What is being asked =
Repeat everything in the material exactly.

** Begin Data for this task **

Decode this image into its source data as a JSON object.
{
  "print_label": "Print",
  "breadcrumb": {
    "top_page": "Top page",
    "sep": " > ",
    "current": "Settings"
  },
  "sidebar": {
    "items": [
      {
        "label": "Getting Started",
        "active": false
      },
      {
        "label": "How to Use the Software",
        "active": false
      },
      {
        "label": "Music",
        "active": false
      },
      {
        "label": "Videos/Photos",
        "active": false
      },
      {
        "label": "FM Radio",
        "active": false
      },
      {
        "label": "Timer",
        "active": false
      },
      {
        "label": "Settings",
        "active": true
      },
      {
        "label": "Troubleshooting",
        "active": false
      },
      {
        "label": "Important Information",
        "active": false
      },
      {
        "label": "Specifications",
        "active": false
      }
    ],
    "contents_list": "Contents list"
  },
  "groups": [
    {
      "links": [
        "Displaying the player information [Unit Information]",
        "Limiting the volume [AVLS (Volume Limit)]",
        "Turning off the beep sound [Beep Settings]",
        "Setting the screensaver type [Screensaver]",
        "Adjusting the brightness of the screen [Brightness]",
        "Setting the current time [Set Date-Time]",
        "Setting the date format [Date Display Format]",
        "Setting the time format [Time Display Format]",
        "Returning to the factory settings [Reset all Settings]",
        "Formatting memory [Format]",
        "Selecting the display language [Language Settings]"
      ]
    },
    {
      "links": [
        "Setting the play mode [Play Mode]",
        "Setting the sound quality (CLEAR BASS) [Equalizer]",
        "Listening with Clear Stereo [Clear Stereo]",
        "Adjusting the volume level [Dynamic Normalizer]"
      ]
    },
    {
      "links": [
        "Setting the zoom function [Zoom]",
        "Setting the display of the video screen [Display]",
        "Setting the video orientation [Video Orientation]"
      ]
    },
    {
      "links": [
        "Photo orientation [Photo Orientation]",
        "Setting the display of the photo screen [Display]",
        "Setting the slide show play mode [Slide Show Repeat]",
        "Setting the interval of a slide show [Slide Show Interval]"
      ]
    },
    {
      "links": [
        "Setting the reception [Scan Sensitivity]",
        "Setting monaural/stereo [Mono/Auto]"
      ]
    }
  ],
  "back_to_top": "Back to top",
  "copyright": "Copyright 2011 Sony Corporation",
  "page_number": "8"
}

** End Data for this task **

Expected output =
Decode this image into its source data as a JSON object.
{
  "print_label": "Print",
  "breadcrumb": {
    "top_page": "Top page",
    "sep": " > ",
    "current": "Settings"
  },
  "sidebar": {
    "items": [
      {
        "label": "Getting Started",
        "active": false
      },
      {
        "label": "How to Use the Software",
        "active": false
      },
      {
        "label": "Music",
        "active": false
      },
      {
        "label": "Videos/Photos",
        "active": false
      },
      {
        "label": "FM Radio",
        "active": false
      },
      {
        "label": "Timer",
        "active": false
      },
      {
        "label": "Settings",
        "active": true
      },
      {
        "label": "Troubleshooting",
        "active": false
      },
      {
        "label": "Important Information",
        "active": false
      },
      {
        "label": "Specifications",
        "active": false
      }
    ],
    "contents_list": "Contents list"
  },
  "groups": [
    {
      "links": [
        "Displaying the player information [Unit Information]",
        "Limiting the volume [AVLS (Volume Limit)]",
        "Turning off the beep sound [Beep Settings]",
        "Setting the screensaver type [Screensaver]",
        "Adjusting the brightness of the screen [Brightness]",
        "Setting the current time [Set Date-Time]",
        "Setting the date format [Date Display Format]",
        "Setting the time format [Time Display Format]",
        "Returning to the factory settings [Reset all Settings]",
        "Formatting memory [Format]",
        "Selecting the display language [Language Settings]"
      ]
    },
    {
      "links": [
        "Setting the play mode [Play Mode]",
        "Setting the sound quality (CLEAR BASS) [Equalizer]",
        "Listening with Clear Stereo [Clear Stereo]",
        "Adjusting the volume level [Dynamic Normalizer]"
      ]
    },
    {
      "links": [
        "Setting the zoom function [Zoom]",
        "Setting the display of the video screen [Display]",
        "Setting the video orientation [Video Orientation]"
      ]
    },
    {
      "links": [
        "Photo orientation [Photo Orientation]",
        "Setting the display of the photo screen [Display]",
        "Setting the slide show play mode [Slide Show Repeat]",
        "Setting the interval of a slide show [Slide Show Interval]"
      ]
    },
    {
      "links": [
        "Setting the reception [Scan Sensitivity]",
        "Setting monaural/stereo [Mono/Auto]"
      ]
    }
  ],
  "back_to_top": "Back to top",
  "copyright": "Copyright 2011 Sony Corporation",
  "page_number": "8"
}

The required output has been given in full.